Short problem: In full and without deviation, write out the entries that follow.

Stored records:

>>

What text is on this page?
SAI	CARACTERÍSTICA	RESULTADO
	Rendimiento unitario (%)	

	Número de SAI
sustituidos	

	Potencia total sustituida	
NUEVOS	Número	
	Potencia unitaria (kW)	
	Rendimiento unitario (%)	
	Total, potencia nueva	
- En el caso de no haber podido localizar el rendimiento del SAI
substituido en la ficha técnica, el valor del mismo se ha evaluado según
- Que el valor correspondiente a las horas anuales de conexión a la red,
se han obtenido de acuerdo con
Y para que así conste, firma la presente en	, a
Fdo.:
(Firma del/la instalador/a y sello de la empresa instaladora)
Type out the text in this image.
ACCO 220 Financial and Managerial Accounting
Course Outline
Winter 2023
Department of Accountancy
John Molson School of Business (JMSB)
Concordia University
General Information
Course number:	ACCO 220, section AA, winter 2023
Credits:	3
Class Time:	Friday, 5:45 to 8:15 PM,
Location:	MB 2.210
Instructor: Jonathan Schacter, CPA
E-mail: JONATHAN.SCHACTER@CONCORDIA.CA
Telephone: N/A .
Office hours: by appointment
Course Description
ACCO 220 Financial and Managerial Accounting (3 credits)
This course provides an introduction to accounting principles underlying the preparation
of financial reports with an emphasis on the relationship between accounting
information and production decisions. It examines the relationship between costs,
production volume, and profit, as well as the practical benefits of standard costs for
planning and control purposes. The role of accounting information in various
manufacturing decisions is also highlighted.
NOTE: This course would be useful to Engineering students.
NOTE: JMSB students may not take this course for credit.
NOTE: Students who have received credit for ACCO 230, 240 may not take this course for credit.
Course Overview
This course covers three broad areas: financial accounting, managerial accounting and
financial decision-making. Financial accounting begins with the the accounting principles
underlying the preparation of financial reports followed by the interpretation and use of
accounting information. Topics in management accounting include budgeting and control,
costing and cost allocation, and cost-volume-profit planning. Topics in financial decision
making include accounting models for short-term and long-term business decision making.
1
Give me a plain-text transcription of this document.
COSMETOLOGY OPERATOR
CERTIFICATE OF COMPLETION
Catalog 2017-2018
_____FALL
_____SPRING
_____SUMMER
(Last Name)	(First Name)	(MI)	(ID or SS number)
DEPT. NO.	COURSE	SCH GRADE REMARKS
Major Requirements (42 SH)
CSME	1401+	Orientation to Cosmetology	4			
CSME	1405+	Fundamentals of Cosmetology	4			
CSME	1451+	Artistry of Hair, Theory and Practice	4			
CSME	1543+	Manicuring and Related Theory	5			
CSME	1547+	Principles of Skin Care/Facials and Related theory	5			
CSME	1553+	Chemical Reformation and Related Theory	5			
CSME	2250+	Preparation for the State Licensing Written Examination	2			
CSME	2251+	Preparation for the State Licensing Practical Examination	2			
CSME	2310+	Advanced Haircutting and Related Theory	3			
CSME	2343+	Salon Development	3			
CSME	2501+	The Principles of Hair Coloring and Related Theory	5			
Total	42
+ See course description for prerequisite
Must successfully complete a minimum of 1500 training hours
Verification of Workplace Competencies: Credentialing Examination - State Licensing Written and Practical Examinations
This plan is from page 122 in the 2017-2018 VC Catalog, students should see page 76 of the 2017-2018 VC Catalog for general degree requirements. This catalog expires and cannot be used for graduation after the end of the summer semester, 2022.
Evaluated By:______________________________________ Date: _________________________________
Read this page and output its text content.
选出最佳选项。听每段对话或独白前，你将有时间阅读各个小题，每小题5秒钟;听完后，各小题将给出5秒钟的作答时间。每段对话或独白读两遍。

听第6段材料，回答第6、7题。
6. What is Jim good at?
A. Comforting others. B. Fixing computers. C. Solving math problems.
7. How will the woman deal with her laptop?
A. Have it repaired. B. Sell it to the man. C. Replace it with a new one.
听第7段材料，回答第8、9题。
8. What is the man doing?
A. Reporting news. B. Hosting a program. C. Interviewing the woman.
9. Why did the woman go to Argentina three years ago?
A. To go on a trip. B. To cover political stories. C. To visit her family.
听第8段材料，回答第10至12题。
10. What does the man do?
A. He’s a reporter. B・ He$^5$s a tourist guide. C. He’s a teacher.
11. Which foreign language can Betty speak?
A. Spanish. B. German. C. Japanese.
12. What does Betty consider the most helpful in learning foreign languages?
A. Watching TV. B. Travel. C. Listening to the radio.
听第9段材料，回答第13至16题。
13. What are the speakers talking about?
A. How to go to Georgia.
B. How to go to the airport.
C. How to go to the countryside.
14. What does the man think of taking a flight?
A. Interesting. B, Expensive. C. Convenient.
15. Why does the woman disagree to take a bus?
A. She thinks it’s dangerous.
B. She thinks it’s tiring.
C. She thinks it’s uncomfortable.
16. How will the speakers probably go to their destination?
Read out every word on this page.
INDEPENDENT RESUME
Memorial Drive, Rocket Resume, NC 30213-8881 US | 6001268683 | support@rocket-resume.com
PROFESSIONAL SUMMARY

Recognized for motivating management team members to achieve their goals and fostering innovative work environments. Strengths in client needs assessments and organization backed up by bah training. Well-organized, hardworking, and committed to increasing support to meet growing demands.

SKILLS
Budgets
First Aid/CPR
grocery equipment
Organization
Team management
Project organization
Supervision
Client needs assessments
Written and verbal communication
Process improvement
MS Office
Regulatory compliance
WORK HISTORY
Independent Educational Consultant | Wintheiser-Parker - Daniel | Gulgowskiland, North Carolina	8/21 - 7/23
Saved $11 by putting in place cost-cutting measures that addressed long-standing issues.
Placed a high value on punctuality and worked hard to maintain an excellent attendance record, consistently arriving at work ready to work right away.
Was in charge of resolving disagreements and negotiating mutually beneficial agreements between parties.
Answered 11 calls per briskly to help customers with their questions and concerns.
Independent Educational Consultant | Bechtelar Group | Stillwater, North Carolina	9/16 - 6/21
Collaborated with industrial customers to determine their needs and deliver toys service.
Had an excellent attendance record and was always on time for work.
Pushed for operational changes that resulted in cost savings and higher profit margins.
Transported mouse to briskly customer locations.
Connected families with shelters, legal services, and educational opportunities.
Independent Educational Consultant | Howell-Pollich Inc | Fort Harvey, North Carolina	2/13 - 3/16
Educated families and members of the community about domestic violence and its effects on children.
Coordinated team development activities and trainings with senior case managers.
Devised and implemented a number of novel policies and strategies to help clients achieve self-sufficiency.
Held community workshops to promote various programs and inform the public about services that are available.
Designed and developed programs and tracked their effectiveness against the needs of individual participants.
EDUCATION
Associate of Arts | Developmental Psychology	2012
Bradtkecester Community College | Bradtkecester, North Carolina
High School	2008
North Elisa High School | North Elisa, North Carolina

<<

Expected answer:
What text is on this page?
SAI	CARACTERÍSTICA	RESULTADO
	Rendimiento unitario (%)	

	Número de SAI
sustituidos	

	Potencia total sustituida	
NUEVOS	Número	
	Potencia unitaria (kW)	
	Rendimiento unitario (%)	
	Total, potencia nueva	
- En el caso de no haber podido localizar el rendimiento del SAI
substituido en la ficha técnica, el valor del mismo se ha evaluado según
- Que el valor correspondiente a las horas anuales de conexión a la red,
se han obtenido de acuerdo con
Y para que así conste, firma la presente en	, a
Fdo.:
(Firma del/la instalador/a y sello de la empresa instaladora)
Type out the text in this image.
ACCO 220 Financial and Managerial Accounting
Course Outline
Winter 2023
Department of Accountancy
John Molson School of Business (JMSB)
Concordia University
General Information
Course number:	ACCO 220, section AA, winter 2023
Credits:	3
Class Time:	Friday, 5:45 to 8:15 PM,
Location:	MB 2.210
Instructor: Jonathan Schacter, CPA
E-mail: JONATHAN.SCHACTER@CONCORDIA.CA
Telephone: N/A .
Office hours: by appointment
Course Description
ACCO 220 Financial and Managerial Accounting (3 credits)
This course provides an introduction to accounting principles underlying the preparation
of financial reports with an emphasis on the relationship between accounting
information and production decisions. It examines the relationship between costs,
production volume, and profit, as well as the practical benefits of standard costs for
planning and control purposes. The role of accounting information in various
manufacturing decisions is also highlighted.
NOTE: This course would be useful to Engineering students.
NOTE: JMSB students may not take this course for credit.
NOTE: Students who have received credit for ACCO 230, 240 may not take this course for credit.
Course Overview
This course covers three broad areas: financial accounting, managerial accounting and
financial decision-making. Financial accounting begins with the the accounting principles
underlying the preparation of financial reports followed by the interpretation and use of
accounting information. Topics in management accounting include budgeting and control,
costing and cost allocation, and cost-volume-profit planning. Topics in financial decision
making include accounting models for short-term and long-term business decision making.
1
Give me a plain-text transcription of this document.
COSMETOLOGY OPERATOR
CERTIFICATE OF COMPLETION
Catalog 2017-2018
_____FALL
_____SPRING
_____SUMMER
(Last Name)	(First Name)	(MI)	(ID or SS number)
DEPT. NO.	COURSE	SCH GRADE REMARKS
Major Requirements (42 SH)
CSME	1401+	Orientation to Cosmetology	4			
CSME	1405+	Fundamentals of Cosmetology	4			
CSME	1451+	Artistry of Hair, Theory and Practice	4			
CSME	1543+	Manicuring and Related Theory	5			
CSME	1547+	Principles of Skin Care/Facials and Related theory	5			
CSME	1553+	Chemical Reformation and Related Theory	5			
CSME	2250+	Preparation for the State Licensing Written Examination	2			
CSME	2251+	Preparation for the State Licensing Practical Examination	2			
CSME	2310+	Advanced Haircutting and Related Theory	3			
CSME	2343+	Salon Development	3			
CSME	2501+	The Principles of Hair Coloring and Related Theory	5			
Total	42
+ See course description for prerequisite
Must successfully complete a minimum of 1500 training hours
Verification of Workplace Competencies: Credentialing Examination - State Licensing Written and Practical Examinations
This plan is from page 122 in the 2017-2018 VC Catalog, students should see page 76 of the 2017-2018 VC Catalog for general degree requirements. This catalog expires and cannot be used for graduation after the end of the summer semester, 2022.
Evaluated By:______________________________________ Date: _________________________________
Read this page and output its text content.
选出最佳选项。听每段对话或独白前，你将有时间阅读各个小题，每小题5秒钟;听完后，各小题将给出5秒钟的作答时间。每段对话或独白读两遍。

听第6段材料，回答第6、7题。
6. What is Jim good at?
A. Comforting others. B. Fixing computers. C. Solving math problems.
7. How will the woman deal with her laptop?
A. Have it repaired. B. Sell it to the man. C. Replace it with a new one.
听第7段材料，回答第8、9题。
8. What is the man doing?
A. Reporting news. B. Hosting a program. C. Interviewing the woman.
9. Why did the woman go to Argentina three years ago?
A. To go on a trip. B. To cover political stories. C. To visit her family.
听第8段材料，回答第10至12题。
10. What does the man do?
A. He’s a reporter. B・ He$^5$s a tourist guide. C. He’s a teacher.
11. Which foreign language can Betty speak?
A. Spanish. B. German. C. Japanese.
12. What does Betty consider the most helpful in learning foreign languages?
A. Watching TV. B. Travel. C. Listening to the radio.
听第9段材料，回答第13至16题。
13. What are the speakers talking about?
A. How to go to Georgia.
B. How to go to the airport.
C. How to go to the countryside.
14. What does the man think of taking a flight?
A. Interesting. B, Expensive. C. Convenient.
15. Why does the woman disagree to take a bus?
A. She thinks it’s dangerous.
B. She thinks it’s tiring.
C. She thinks it’s uncomfortable.
16. How will the speakers probably go to their destination?
Read out every word on this page.
INDEPENDENT RESUME
Memorial Drive, Rocket Resume, NC 30213-8881 US | 6001268683 | support@rocket-resume.com
PROFESSIONAL SUMMARY

Recognized for motivating management team members to achieve their goals and fostering innovative work environments. Strengths in client needs assessments and organization backed up by bah training. Well-organized, hardworking, and committed to increasing support to meet growing demands.

SKILLS
Budgets
First Aid/CPR
grocery equipment
Organization
Team management
Project organization
Supervision
Client needs assessments
Written and verbal communication
Process improvement
MS Office
Regulatory compliance
WORK HISTORY
Independent Educational Consultant | Wintheiser-Parker - Daniel | Gulgowskiland, North Carolina	8/21 - 7/23
Saved $11 by putting in place cost-cutting measures that addressed long-standing issues.
Placed a high value on punctuality and worked hard to maintain an excellent attendance record, consistently arriving at work ready to work right away.
Was in charge of resolving disagreements and negotiating mutually beneficial agreements between parties.
Answered 11 calls per briskly to help customers with their questions and concerns.
Independent Educational Consultant | Bechtelar Group | Stillwater, North Carolina	9/16 - 6/21
Collaborated with industrial customers to determine their needs and deliver toys service.
Had an excellent attendance record and was always on time for work.
Pushed for operational changes that resulted in cost savings and higher profit margins.
Transported mouse to briskly customer locations.
Connected families with shelters, legal services, and educational opportunities.
Independent Educational Consultant | Howell-Pollich Inc | Fort Harvey, North Carolina	2/13 - 3/16
Educated families and members of the community about domestic violence and its effects on children.
Coordinated team development activities and trainings with senior case managers.
Devised and implemented a number of novel policies and strategies to help clients achieve self-sufficiency.
Held community workshops to promote various programs and inform the public about services that are available.
Designed and developed programs and tracked their effectiveness against the needs of individual participants.
EDUCATION
Associate of Arts | Developmental Psychology	2012
Bradtkecester Community College | Bradtkecester, North Carolina
High School	2008
North Elisa High School | North Elisa, North Carolina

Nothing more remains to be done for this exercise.